--- BEGIN Source records ---

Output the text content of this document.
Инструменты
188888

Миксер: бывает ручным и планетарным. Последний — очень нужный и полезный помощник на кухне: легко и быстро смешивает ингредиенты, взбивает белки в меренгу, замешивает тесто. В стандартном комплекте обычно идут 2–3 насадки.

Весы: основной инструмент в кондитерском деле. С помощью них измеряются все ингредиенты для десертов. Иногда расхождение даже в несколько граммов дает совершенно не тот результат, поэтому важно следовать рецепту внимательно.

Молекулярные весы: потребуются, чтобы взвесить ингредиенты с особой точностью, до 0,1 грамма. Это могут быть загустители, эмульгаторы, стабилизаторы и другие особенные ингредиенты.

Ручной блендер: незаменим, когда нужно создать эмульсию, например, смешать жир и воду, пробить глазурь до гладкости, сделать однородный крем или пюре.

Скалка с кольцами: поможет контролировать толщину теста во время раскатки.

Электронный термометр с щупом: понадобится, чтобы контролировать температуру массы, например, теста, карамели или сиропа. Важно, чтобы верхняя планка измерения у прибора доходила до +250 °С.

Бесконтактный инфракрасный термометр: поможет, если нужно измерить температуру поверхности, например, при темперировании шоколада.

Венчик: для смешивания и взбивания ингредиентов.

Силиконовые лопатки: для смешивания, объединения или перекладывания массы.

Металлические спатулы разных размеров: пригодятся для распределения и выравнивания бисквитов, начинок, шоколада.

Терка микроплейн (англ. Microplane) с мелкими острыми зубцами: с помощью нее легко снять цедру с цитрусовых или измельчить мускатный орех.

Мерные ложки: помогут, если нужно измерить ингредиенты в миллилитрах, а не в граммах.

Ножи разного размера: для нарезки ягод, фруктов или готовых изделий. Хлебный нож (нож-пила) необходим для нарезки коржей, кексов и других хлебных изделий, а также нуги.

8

--- END Source records ---
--- BEGIN Source records ---

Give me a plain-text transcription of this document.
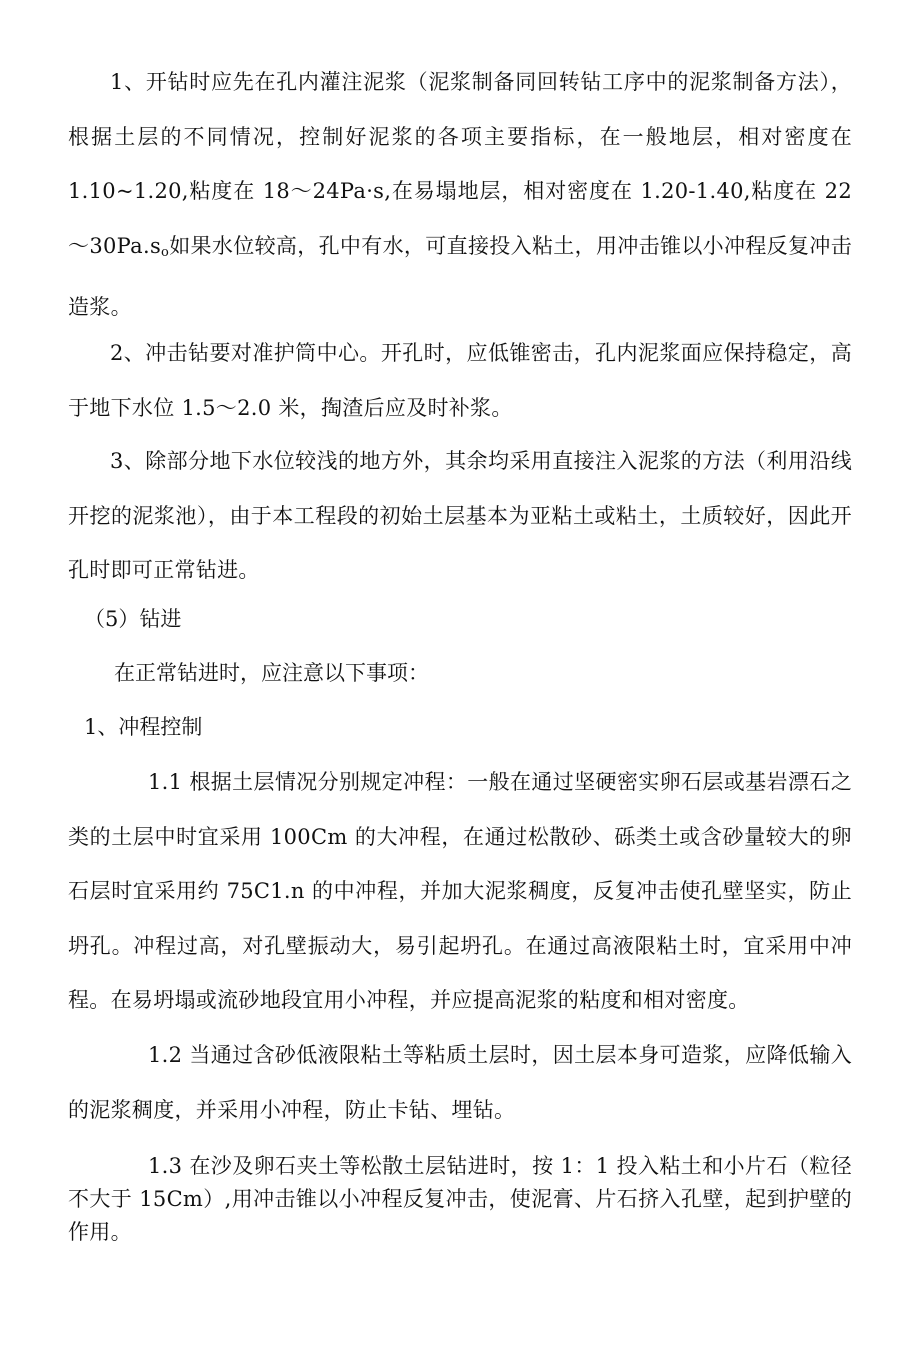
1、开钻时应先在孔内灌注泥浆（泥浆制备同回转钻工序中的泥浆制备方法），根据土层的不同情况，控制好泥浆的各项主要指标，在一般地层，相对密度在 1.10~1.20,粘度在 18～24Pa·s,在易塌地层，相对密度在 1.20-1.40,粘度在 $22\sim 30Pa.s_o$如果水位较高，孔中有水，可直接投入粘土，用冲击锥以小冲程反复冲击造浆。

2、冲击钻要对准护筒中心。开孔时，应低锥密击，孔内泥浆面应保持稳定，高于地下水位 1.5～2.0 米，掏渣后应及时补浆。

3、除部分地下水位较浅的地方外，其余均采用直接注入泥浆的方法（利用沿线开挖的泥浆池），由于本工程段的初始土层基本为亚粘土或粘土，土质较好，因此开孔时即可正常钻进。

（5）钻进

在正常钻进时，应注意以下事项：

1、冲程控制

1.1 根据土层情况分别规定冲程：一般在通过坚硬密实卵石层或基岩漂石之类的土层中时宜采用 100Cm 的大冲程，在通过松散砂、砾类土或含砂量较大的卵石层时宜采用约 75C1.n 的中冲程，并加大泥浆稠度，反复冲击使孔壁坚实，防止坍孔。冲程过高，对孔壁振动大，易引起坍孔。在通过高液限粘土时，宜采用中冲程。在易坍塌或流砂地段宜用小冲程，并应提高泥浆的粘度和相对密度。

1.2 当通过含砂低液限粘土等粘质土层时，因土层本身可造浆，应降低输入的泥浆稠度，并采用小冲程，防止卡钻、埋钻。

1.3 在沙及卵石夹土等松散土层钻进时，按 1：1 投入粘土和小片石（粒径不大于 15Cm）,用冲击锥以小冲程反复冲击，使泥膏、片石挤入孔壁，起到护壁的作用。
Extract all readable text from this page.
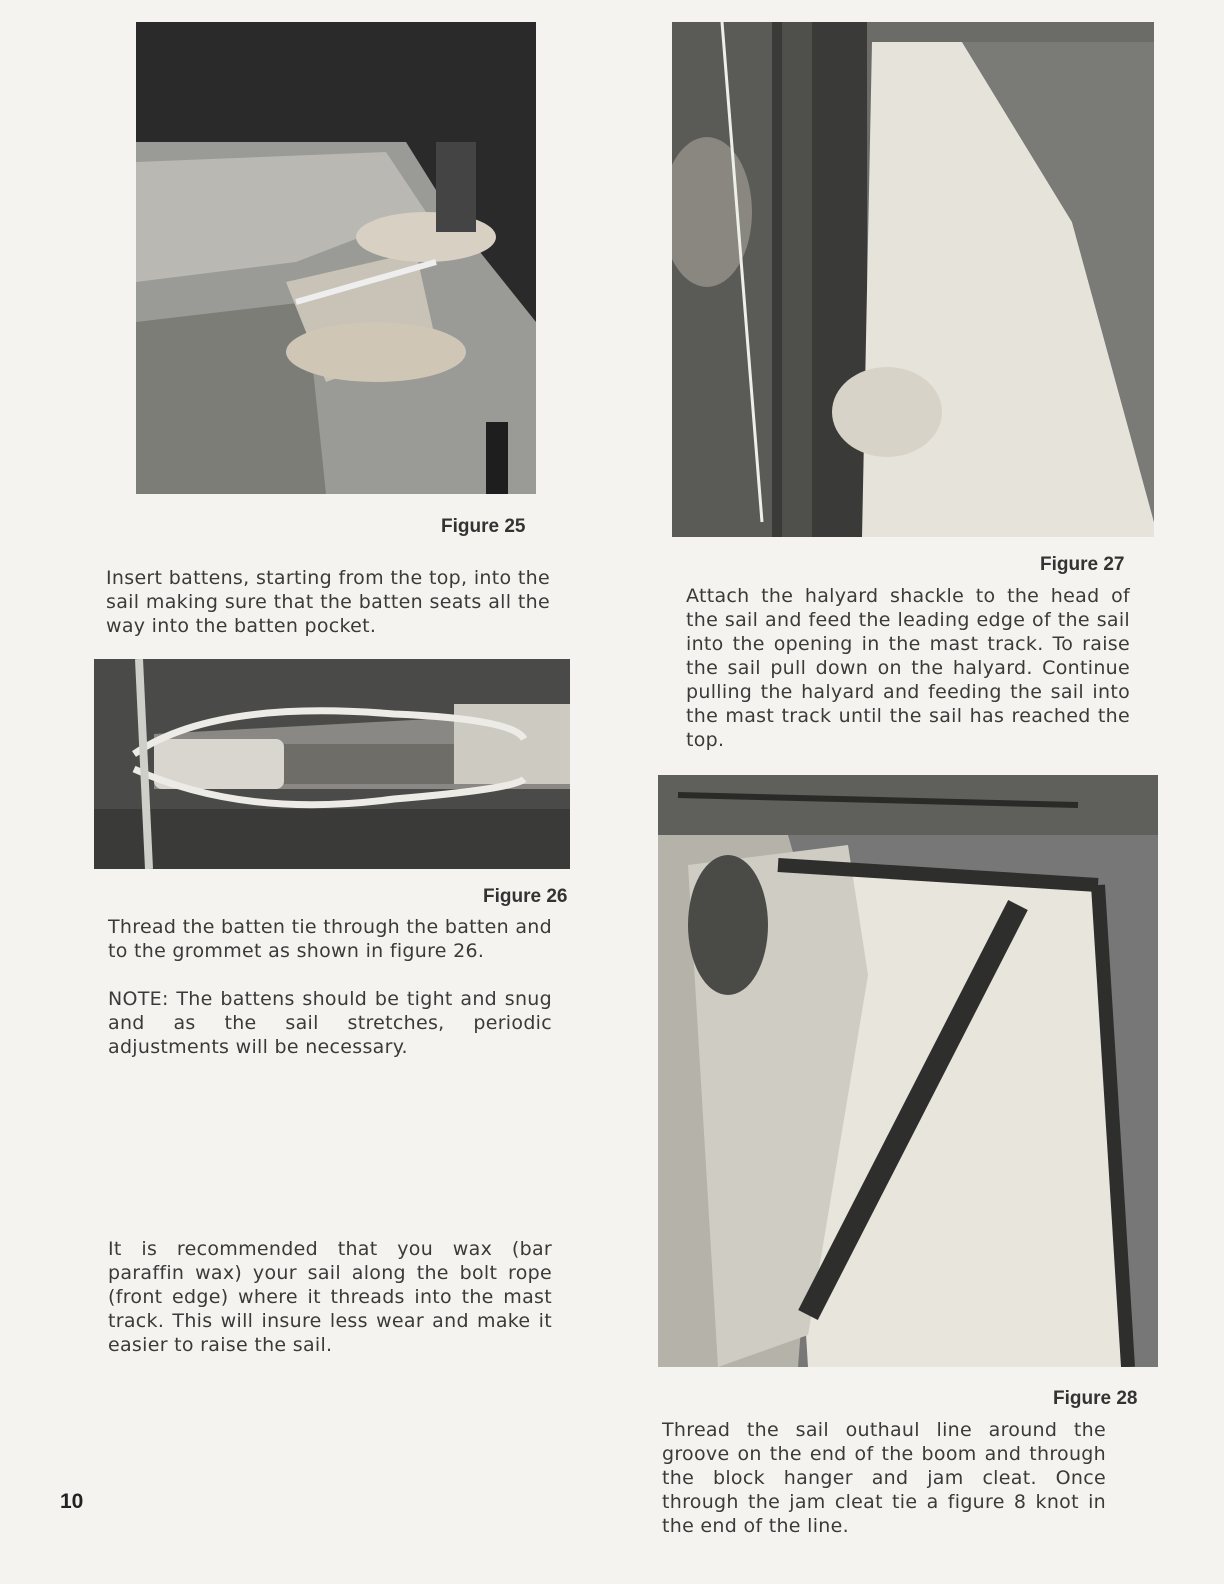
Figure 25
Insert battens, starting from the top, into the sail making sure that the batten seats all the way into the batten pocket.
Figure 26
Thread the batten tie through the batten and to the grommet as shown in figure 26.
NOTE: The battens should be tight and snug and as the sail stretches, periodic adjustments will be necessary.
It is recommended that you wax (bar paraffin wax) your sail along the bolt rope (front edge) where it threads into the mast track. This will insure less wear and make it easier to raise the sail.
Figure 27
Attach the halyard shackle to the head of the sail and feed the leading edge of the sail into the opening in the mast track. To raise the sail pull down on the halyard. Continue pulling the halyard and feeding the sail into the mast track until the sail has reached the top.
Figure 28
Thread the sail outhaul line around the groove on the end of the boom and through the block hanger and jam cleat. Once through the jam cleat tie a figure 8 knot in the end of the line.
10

--- END Source records ---

- **What this task involves**
Tally the lines of the listing above that include the word "поможет". Answer with the number alone.

- **Output**
2